──────── FRAGMENTO ────────
Por otra parte: el mal ejemplo de un gobierno que se enfrenta a la superpotencia, que habla –quizá es más lo que habla que lo que efectivamente hace, lo cual ya, en este momento, es mucho– contra el capitalismo y propone algunas alternativas nacionalistas retomando el ideario latinoamericanista de Simón Bolívar (el proyecto ALBA, el Banco del Sur, el fortalecimiento de la región latinoamericana en términos políticos, económicos, culturales y hasta militares), es inadmisible. Un gobierno con amplio apoyo popular que habla un lenguaje socializante, al menos para la lógica de los poderes dominantes –Estados Unidos, Europa, Japón, y también las oligarquías latinoamericanas– es siempre de desconfiar. Motivo por el que las alarmas rojas están prendidas, y el objetivo es terminar con todo ese experimento. Para ello no se escatiman esfuerzos. Si fracasaron el intento de golpe de Estado del año 2002 y el sabotaje petrolero de fines de ese año y comienzos del 2003, ahora la guerra mediática es el camino que usan, preparando condiciones para el golpe final. Ahí están las computadoras del masacrado dirigente de las FARC, Raúl Reyes, como "pruebas" de la necesidad de terminar con este cáncer de Hugo Chávez, presunto "narcoterrorista" de feroz peligrosidad.
────────
PREGUNTAS DE ESTUDIO:
1 – Resume en dos oraciones el fragmento anterior sobre el gobierno de Hugo Chávez.
2 – Retoma el fragmento sobre la campaña contra el gobierno de Hugo Chávez y continúalo desde su última oración.
──────── INFORMACIÓN PROPORCIONADA ────────
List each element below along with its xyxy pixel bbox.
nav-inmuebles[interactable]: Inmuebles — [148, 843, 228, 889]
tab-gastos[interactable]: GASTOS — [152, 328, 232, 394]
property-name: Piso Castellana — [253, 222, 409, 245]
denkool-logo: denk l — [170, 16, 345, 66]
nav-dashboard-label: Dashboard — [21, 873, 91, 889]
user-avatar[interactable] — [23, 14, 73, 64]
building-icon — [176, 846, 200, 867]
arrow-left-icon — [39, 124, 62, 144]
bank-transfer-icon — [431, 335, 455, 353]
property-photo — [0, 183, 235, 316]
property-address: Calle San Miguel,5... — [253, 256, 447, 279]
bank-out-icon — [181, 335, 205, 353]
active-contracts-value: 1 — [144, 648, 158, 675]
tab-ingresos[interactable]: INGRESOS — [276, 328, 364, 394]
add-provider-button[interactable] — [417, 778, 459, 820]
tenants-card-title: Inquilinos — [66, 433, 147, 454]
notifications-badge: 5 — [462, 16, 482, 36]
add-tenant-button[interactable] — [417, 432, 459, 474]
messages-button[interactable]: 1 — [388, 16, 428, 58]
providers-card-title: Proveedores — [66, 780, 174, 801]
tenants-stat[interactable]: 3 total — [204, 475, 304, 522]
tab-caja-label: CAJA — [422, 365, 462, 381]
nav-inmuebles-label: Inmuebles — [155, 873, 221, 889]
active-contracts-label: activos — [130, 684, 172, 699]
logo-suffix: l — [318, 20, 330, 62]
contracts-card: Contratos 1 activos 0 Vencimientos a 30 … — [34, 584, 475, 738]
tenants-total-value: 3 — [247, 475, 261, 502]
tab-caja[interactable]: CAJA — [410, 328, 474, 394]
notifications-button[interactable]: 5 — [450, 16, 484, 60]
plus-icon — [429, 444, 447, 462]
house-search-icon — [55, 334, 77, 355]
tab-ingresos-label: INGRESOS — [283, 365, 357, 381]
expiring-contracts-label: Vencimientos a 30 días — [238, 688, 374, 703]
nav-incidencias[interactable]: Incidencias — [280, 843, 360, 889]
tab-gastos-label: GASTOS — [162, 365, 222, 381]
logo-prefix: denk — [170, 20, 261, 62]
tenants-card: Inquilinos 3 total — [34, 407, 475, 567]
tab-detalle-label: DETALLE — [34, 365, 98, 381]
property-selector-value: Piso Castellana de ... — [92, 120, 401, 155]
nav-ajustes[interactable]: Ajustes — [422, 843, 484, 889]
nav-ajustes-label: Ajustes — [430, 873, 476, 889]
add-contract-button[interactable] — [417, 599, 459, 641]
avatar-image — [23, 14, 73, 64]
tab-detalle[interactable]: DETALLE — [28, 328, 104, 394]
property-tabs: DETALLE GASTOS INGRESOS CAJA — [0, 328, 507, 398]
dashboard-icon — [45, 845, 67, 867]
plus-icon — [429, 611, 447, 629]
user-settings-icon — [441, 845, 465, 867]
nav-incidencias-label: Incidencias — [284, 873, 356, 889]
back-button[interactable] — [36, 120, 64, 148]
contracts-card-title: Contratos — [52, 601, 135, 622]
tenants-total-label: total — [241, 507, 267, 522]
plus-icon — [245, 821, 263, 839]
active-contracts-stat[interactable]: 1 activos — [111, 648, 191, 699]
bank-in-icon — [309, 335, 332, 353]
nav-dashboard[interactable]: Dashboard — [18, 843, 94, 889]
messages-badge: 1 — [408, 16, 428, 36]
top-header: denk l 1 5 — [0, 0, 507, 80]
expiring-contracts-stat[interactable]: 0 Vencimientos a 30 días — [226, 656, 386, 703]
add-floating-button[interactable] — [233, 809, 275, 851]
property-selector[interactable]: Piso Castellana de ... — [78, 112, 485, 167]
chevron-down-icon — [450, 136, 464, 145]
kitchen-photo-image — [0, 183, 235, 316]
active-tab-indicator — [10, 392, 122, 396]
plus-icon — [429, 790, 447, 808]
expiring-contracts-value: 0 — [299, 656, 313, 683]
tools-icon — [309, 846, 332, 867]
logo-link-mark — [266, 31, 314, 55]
────────
RESPUESTAS:
1 – Para los poderes dominantes, según el fragmento, es inadmisible el ejemplo de un gobierno con amplio apoyo popular que se enfrenta a la superpotencia, habla contra el capitalismo y propone alternativas nacionalistas basadas en el ideario latinoamericanista de Simón Bolívar. Como fracasaron el intento de golpe de Estado de 2002 y el sabotaje petrolero de fines de ese año y comienzos de 2003, ahora se usa la guerra mediática para preparar el golpe final, y las computadoras de Raúl Reyes se presentan como "pruebas" contra Chávez.

2 –
Quizá la derecha –vernácula, o internacional con Washington a la cabeza– logre en algún momento terminar con Hugo Chávez. Quizá la revolución logre consolidarse. De darse el primer escenario, sin dudas las fuerzas más conservadoras podrán cantar victoria una vez más; la terminación de la Revolución Bolivariana tendría el valor de una nueva caída del muro de Berlín, y seguramente haría caer en efecto dominó todas las otras experiencias populares y alternativas que se comienzan a levantar en Latinoamérica, junto con la resistencia histórica de Cuba. Pero si logra consolidarse y profundizarse, esa piedrita en el zapato para los poderes conservadores puede crecer. Las masas postergadas y olvidadas, de Venezuela y de todas partes del mundo, tienen mucho más que ganar con un proceso popular como el que ahora se desarrolla, y eventualmente con su radicalización hacia la izquierda, que con una vuelta al rentismo donde sólo unos pocos se favorecen.
Venezuela, en definitiva, es un barómetro que nos muestra por dónde puede ir el mundo a mediano plazo, un laboratorio donde se gesta mucho de lo que sucederá en las próximas décadas del presente siglo. Obviamente Venezuela es más que mucho petróleo y mujeres bonitas. En otros términos: cualquier alternativa seria –nacionalista o socialista revolucionaria– es mucho más que esos superficiales estereotipos. Y el fenómeno Hugo Chávez es algo más complejo que un "loco" enfermo de poder, que el "malo de la película" holywoodense que se ha armado y se repite hasta el hartazgo.